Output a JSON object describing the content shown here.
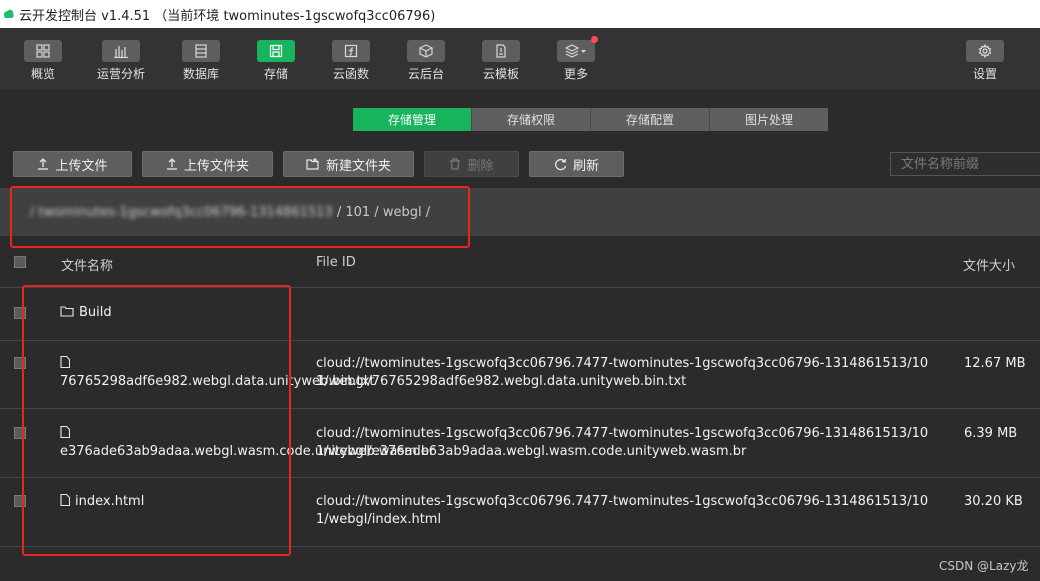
{
  "window": {
    "title": "云开发控制台 v1.4.51 （当前环境 twominutes-1gscwofq3cc06796)"
  },
  "toolbar": {
    "items": [
      {
        "label": "概览",
        "icon": "grid-icon"
      },
      {
        "label": "运营分析",
        "icon": "bar-chart-icon"
      },
      {
        "label": "数据库",
        "icon": "database-icon"
      },
      {
        "label": "存储",
        "icon": "storage-icon",
        "active": true
      },
      {
        "label": "云函数",
        "icon": "function-icon"
      },
      {
        "label": "云后台",
        "icon": "cube-icon"
      },
      {
        "label": "云模板",
        "icon": "template-icon"
      },
      {
        "label": "更多",
        "icon": "layers-icon",
        "badge": true
      },
      {
        "label": "设置",
        "icon": "gear-icon"
      }
    ]
  },
  "tabs": [
    "存储管理",
    "存储权限",
    "存储配置",
    "图片处理"
  ],
  "actions": {
    "upload_file": "上传文件",
    "upload_folder": "上传文件夹",
    "new_folder": "新建文件夹",
    "delete": "删除",
    "refresh": "刷新"
  },
  "search": {
    "placeholder": "文件名称前缀"
  },
  "breadcrumb": {
    "redacted": "/ twominutes-1gscwofq3cc06796-1314861513",
    "visible": "/ 101 / webgl /"
  },
  "table": {
    "headers": {
      "name": "文件名称",
      "file_id": "File ID",
      "size": "文件大小"
    },
    "rows": [
      {
        "type": "folder",
        "name": "Build",
        "file_id": "",
        "size": ""
      },
      {
        "type": "file",
        "name": "76765298adf6e982.webgl.data.unityweb.bin.txt",
        "file_id": "cloud://twominutes-1gscwofq3cc06796.7477-twominutes-1gscwofq3cc06796-1314861513/101/webgl/76765298adf6e982.webgl.data.unityweb.bin.txt",
        "size": "12.67 MB"
      },
      {
        "type": "file",
        "name": "e376ade63ab9adaa.webgl.wasm.code.unityweb.wasm.br",
        "file_id": "cloud://twominutes-1gscwofq3cc06796.7477-twominutes-1gscwofq3cc06796-1314861513/101/webgl/e376ade63ab9adaa.webgl.wasm.code.unityweb.wasm.br",
        "size": "6.39 MB"
      },
      {
        "type": "file",
        "name": "index.html",
        "file_id": "cloud://twominutes-1gscwofq3cc06796.7477-twominutes-1gscwofq3cc06796-1314861513/101/webgl/index.html",
        "size": "30.20 KB"
      }
    ]
  },
  "watermark": "CSDN @Lazy龙",
  "colors": {
    "accent": "#17b35d",
    "annotation": "#e8261f",
    "badge": "#ff4d4f"
  }
}
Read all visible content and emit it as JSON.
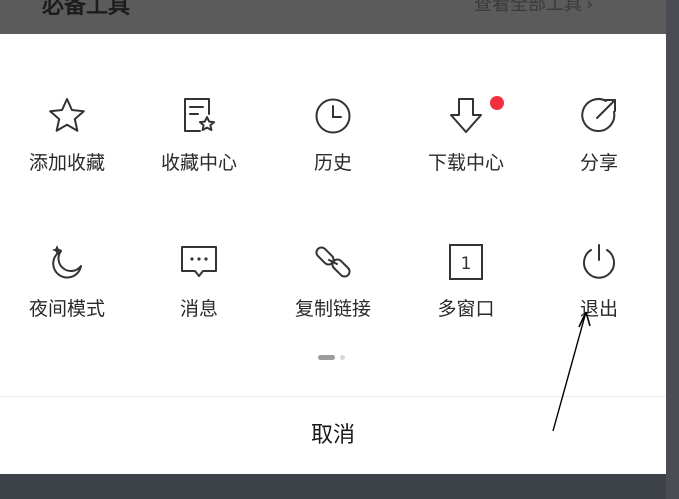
{
  "background": {
    "section_title": "必备工具",
    "view_all_link": "查看全部工具",
    "view_all_chevron": "›"
  },
  "menu": {
    "row1": [
      {
        "label": "添加收藏",
        "icon": "star-icon"
      },
      {
        "label": "收藏中心",
        "icon": "favorites-doc-icon"
      },
      {
        "label": "历史",
        "icon": "clock-icon"
      },
      {
        "label": "下载中心",
        "icon": "download-arrow-icon",
        "badge": "red-dot"
      },
      {
        "label": "分享",
        "icon": "share-arrow-icon"
      }
    ],
    "row2": [
      {
        "label": "夜间模式",
        "icon": "moon-icon"
      },
      {
        "label": "消息",
        "icon": "message-bubble-icon"
      },
      {
        "label": "复制链接",
        "icon": "link-icon"
      },
      {
        "label": "多窗口",
        "icon": "window-count-icon",
        "count": "1"
      },
      {
        "label": "退出",
        "icon": "power-icon"
      }
    ]
  },
  "pagination": {
    "pages": 2,
    "current": 1
  },
  "cancel_label": "取消",
  "colors": {
    "accent_badge": "#f23040",
    "icon_stroke": "#333333",
    "overlay": "#585c61"
  }
}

Problem to work on: Nothing but the pictures may be dropped; output the records above exactly.

Task solution:
Output a JSON object describing the content shown here.
{
  "window": {
    "title": "云开发控制台 v1.4.51 （当前环境 twominutes-1gscwofq3cc06796)"
  },
  "toolbar": {
    "items": [
      {
        "label": "概览",
        "icon": "grid-icon"
      },
      {
        "label": "运营分析",
        "icon": "bar-chart-icon"
      },
      {
        "label": "数据库",
        "icon": "database-icon"
      },
      {
        "label": "存储",
        "icon": "storage-icon",
        "active": true
      },
      {
        "label": "云函数",
        "icon": "function-icon"
      },
      {
        "label": "云后台",
        "icon": "cube-icon"
      },
      {
        "label": "云模板",
        "icon": "template-icon"
      },
      {
        "label": "更多",
        "icon": "layers-icon",
        "badge": true
      },
      {
        "label": "设置",
        "icon": "gear-icon"
      }
    ]
  },
  "tabs": [
    "存储管理",
    "存储权限",
    "存储配置",
    "图片处理"
  ],
  "actions": {
    "upload_file": "上传文件",
    "upload_folder": "上传文件夹",
    "new_folder": "新建文件夹",
    "delete": "删除",
    "refresh": "刷新"
  },
  "search": {
    "placeholder": "文件名称前缀"
  },
  "breadcrumb": {
    "redacted": "/ twominutes-1gscwofq3cc06796-1314861513",
    "visible": "/ 101 / webgl /"
  },
  "table": {
    "headers": {
      "name": "文件名称",
      "file_id": "File ID",
      "size": "文件大小"
    },
    "rows": [
      {
        "type": "folder",
        "name": "Build",
        "file_id": "",
        "size": ""
      },
      {
        "type": "file",
        "name": "76765298adf6e982.webgl.data.unityweb.bin.txt",
        "file_id": "cloud://twominutes-1gscwofq3cc06796.7477-twominutes-1gscwofq3cc06796-1314861513/101/webgl/76765298adf6e982.webgl.data.unityweb.bin.txt",
        "size": "12.67 MB"
      },
      {
        "type": "file",
        "name": "e376ade63ab9adaa.webgl.wasm.code.unityweb.wasm.br",
        "file_id": "cloud://twominutes-1gscwofq3cc06796.7477-twominutes-1gscwofq3cc06796-1314861513/101/webgl/e376ade63ab9adaa.webgl.wasm.code.unityweb.wasm.br",
        "size": "6.39 MB"
      },
      {
        "type": "file",
        "name": "index.html",
        "file_id": "cloud://twominutes-1gscwofq3cc06796.7477-twominutes-1gscwofq3cc06796-1314861513/101/webgl/index.html",
        "size": "30.20 KB"
      }
    ]
  },
  "watermark": "CSDN @Lazy龙",
  "colors": {
    "accent": "#17b35d",
    "annotation": "#e8261f",
    "badge": "#ff4d4f"
  }
}
Read all visible content and emit it as JSON.
{
  "background": {
    "section_title": "必备工具",
    "view_all_link": "查看全部工具",
    "view_all_chevron": "›"
  },
  "menu": {
    "row1": [
      {
        "label": "添加收藏",
        "icon": "star-icon"
      },
      {
        "label": "收藏中心",
        "icon": "favorites-doc-icon"
      },
      {
        "label": "历史",
        "icon": "clock-icon"
      },
      {
        "label": "下载中心",
        "icon": "download-arrow-icon",
        "badge": "red-dot"
      },
      {
        "label": "分享",
        "icon": "share-arrow-icon"
      }
    ],
    "row2": [
      {
        "label": "夜间模式",
        "icon": "moon-icon"
      },
      {
        "label": "消息",
        "icon": "message-bubble-icon"
      },
      {
        "label": "复制链接",
        "icon": "link-icon"
      },
      {
        "label": "多窗口",
        "icon": "window-count-icon",
        "count": "1"
      },
      {
        "label": "退出",
        "icon": "power-icon"
      }
    ]
  },
  "pagination": {
    "pages": 2,
    "current": 1
  },
  "cancel_label": "取消",
  "colors": {
    "accent_badge": "#f23040",
    "icon_stroke": "#333333",
    "overlay": "#585c61"
  }
}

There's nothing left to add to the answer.